**The problem**.
Report only the number of lines in the records that contain the word "Type".

>> start Records for the task

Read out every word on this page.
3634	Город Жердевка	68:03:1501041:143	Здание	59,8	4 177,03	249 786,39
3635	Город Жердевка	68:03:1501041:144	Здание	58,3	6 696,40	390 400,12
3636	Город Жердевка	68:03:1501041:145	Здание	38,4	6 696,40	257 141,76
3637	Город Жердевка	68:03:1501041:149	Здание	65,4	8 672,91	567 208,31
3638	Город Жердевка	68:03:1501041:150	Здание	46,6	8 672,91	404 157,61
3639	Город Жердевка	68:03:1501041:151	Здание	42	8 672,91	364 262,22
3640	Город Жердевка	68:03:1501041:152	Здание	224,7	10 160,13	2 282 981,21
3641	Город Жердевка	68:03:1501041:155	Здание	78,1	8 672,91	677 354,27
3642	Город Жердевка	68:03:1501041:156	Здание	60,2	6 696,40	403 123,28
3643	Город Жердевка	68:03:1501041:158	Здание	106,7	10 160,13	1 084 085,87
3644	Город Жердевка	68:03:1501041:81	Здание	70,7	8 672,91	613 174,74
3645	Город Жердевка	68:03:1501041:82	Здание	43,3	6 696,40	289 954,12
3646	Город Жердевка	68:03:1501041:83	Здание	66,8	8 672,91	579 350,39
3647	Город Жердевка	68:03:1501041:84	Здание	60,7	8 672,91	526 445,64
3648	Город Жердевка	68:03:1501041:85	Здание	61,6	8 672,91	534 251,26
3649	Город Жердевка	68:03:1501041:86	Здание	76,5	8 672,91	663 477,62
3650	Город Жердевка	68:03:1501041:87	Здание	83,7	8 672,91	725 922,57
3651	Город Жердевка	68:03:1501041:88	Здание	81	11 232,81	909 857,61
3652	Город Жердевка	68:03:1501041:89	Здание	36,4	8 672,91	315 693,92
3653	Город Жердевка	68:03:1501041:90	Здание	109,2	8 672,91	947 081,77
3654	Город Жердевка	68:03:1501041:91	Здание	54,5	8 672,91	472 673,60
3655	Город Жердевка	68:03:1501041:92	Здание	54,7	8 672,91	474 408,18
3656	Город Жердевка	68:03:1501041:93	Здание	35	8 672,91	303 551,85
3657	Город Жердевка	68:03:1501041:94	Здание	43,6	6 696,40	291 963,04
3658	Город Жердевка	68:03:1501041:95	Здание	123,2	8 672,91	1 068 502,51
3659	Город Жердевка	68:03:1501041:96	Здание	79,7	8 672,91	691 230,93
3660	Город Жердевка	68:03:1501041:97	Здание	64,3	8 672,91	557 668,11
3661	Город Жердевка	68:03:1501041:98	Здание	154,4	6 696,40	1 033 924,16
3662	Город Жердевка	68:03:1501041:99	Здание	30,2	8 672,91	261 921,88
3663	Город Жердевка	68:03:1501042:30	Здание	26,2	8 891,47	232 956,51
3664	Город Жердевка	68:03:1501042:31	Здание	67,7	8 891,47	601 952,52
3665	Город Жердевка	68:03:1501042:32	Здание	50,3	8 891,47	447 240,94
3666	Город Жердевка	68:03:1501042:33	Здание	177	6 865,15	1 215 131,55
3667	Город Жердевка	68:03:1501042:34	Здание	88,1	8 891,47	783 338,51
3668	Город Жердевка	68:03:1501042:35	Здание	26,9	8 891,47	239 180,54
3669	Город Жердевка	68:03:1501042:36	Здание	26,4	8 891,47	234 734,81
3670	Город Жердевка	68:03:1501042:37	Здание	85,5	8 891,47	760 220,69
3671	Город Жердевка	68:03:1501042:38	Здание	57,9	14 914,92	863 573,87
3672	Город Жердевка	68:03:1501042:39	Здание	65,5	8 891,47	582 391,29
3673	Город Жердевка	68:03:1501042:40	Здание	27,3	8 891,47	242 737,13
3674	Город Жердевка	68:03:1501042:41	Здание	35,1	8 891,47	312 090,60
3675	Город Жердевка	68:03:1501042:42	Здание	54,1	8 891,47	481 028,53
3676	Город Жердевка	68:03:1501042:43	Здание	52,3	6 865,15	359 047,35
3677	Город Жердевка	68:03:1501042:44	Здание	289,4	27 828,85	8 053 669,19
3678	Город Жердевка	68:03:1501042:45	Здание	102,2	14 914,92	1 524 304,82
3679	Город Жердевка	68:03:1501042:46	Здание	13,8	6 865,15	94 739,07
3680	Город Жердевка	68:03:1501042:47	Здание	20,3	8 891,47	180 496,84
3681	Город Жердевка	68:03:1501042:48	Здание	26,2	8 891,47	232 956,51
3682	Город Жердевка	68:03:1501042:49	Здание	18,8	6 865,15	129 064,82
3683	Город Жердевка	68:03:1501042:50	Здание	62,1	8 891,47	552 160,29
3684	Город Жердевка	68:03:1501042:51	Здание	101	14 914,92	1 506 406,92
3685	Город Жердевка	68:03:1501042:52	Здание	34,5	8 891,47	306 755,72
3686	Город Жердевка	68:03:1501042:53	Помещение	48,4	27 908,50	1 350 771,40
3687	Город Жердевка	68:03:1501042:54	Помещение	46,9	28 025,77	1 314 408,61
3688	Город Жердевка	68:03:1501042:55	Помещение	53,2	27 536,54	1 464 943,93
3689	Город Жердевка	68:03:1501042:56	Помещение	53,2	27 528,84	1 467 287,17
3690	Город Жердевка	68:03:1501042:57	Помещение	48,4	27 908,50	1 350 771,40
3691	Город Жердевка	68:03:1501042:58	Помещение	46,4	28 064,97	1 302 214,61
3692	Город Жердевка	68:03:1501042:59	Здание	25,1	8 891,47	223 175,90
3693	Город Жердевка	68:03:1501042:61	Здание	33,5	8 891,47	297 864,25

>> end Records for the task
>> start Records for the task

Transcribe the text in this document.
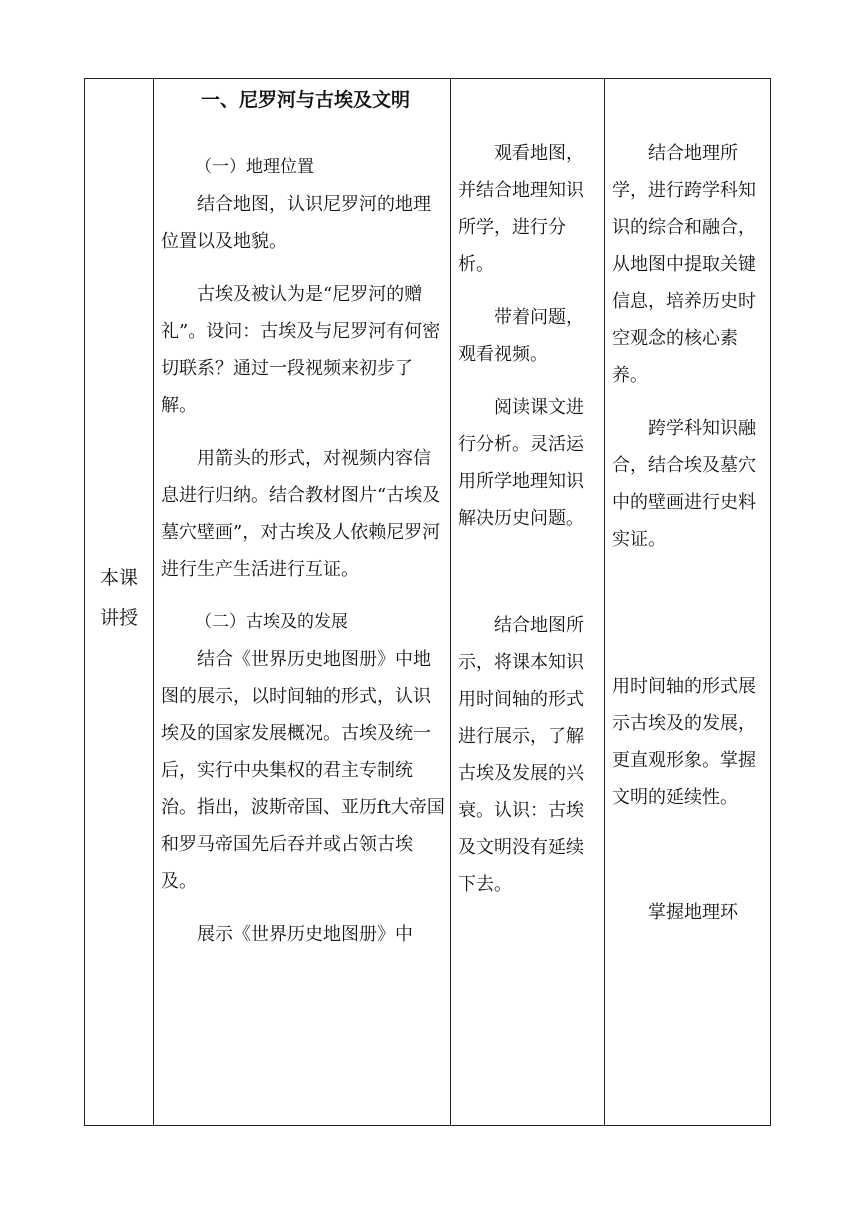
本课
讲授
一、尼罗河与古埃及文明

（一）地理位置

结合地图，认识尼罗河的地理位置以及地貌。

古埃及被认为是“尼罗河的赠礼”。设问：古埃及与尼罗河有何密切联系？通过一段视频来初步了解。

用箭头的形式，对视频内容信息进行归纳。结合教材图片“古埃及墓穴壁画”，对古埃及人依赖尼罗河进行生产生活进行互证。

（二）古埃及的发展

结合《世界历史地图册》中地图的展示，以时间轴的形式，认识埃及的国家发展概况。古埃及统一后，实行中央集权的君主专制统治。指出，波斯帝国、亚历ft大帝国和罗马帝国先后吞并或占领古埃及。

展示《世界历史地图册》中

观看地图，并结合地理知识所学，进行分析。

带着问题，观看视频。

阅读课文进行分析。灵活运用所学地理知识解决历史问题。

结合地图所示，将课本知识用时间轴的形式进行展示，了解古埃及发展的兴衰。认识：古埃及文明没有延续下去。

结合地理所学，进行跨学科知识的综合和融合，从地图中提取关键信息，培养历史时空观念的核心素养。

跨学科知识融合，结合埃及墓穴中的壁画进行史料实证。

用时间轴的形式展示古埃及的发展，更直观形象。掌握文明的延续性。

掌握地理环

>> end Records for the task
>> start Records for the task

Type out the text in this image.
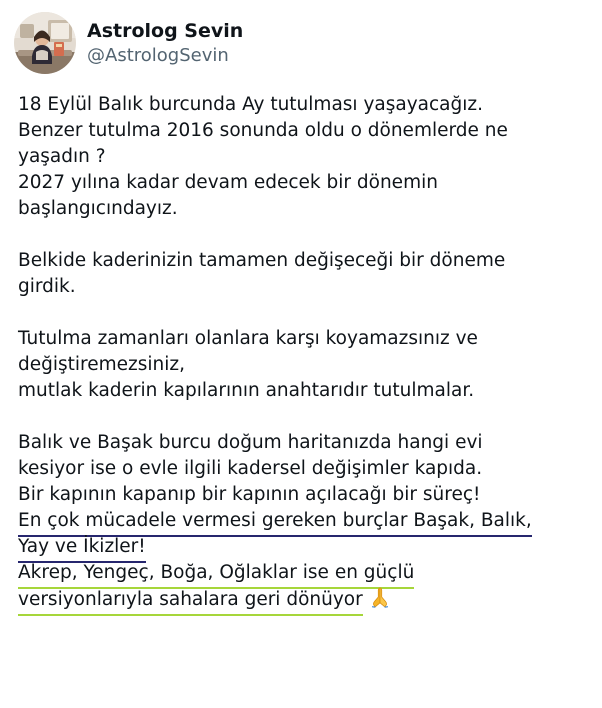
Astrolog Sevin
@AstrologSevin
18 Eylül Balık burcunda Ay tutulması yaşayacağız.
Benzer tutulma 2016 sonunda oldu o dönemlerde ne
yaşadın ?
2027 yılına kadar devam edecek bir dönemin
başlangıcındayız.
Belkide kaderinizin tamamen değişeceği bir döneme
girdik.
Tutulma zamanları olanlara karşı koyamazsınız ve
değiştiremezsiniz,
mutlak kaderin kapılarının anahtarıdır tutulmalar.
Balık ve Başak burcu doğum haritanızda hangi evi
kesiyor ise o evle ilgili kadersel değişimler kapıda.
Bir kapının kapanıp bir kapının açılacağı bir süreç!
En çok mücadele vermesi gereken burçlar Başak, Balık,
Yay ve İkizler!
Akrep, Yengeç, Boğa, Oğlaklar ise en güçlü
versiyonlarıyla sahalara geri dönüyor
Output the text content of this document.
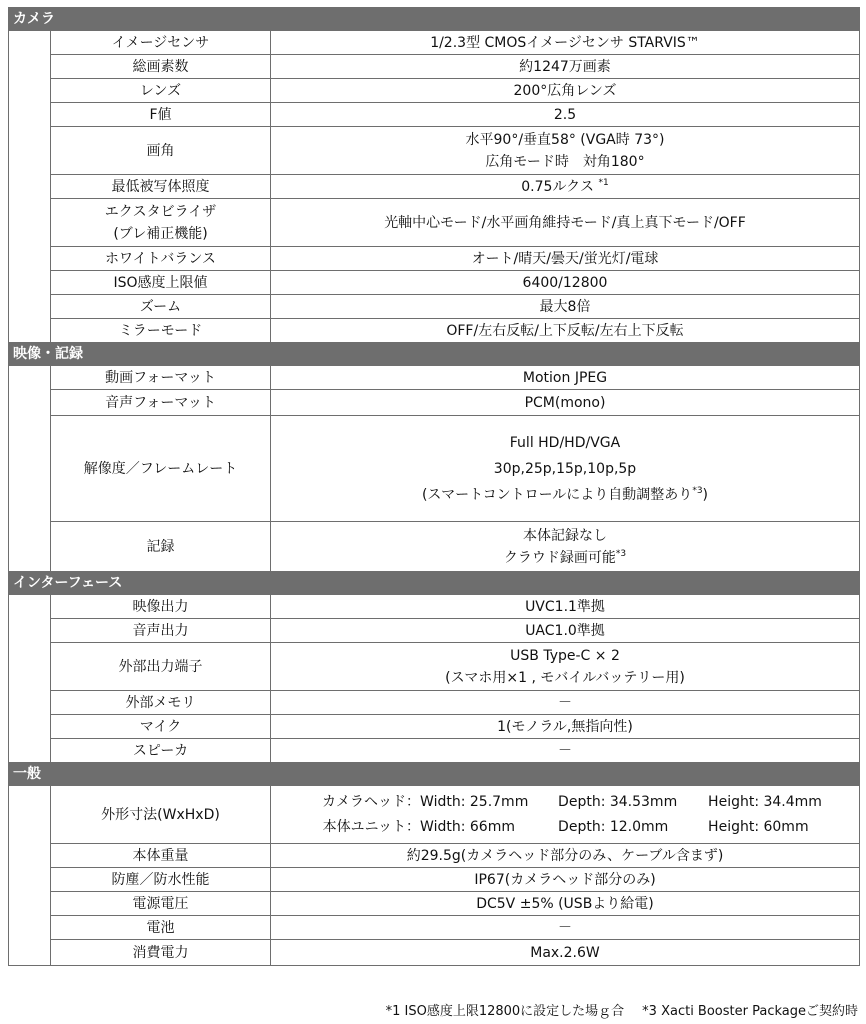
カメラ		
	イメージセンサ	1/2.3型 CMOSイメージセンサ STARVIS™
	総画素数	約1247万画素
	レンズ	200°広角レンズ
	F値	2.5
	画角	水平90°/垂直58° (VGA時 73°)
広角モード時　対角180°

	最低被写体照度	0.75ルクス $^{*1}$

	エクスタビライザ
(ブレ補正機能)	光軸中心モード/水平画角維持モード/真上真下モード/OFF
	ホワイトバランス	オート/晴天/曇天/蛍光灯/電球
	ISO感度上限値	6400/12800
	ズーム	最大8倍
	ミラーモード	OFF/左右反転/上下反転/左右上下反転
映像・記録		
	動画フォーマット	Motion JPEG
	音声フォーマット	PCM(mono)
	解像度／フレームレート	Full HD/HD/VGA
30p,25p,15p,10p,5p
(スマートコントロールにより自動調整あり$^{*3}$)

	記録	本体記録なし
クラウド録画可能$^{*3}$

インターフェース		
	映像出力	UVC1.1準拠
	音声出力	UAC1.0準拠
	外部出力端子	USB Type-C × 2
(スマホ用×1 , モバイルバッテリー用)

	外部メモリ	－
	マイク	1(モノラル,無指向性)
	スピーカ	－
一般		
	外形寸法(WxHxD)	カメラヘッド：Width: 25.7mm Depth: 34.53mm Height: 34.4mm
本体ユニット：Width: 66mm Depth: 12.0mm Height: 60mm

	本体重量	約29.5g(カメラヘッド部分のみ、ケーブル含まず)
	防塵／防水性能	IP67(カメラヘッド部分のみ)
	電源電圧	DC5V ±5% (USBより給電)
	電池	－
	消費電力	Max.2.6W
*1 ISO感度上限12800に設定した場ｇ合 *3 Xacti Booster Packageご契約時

>> end Records for the task

**Exercise answer**.
2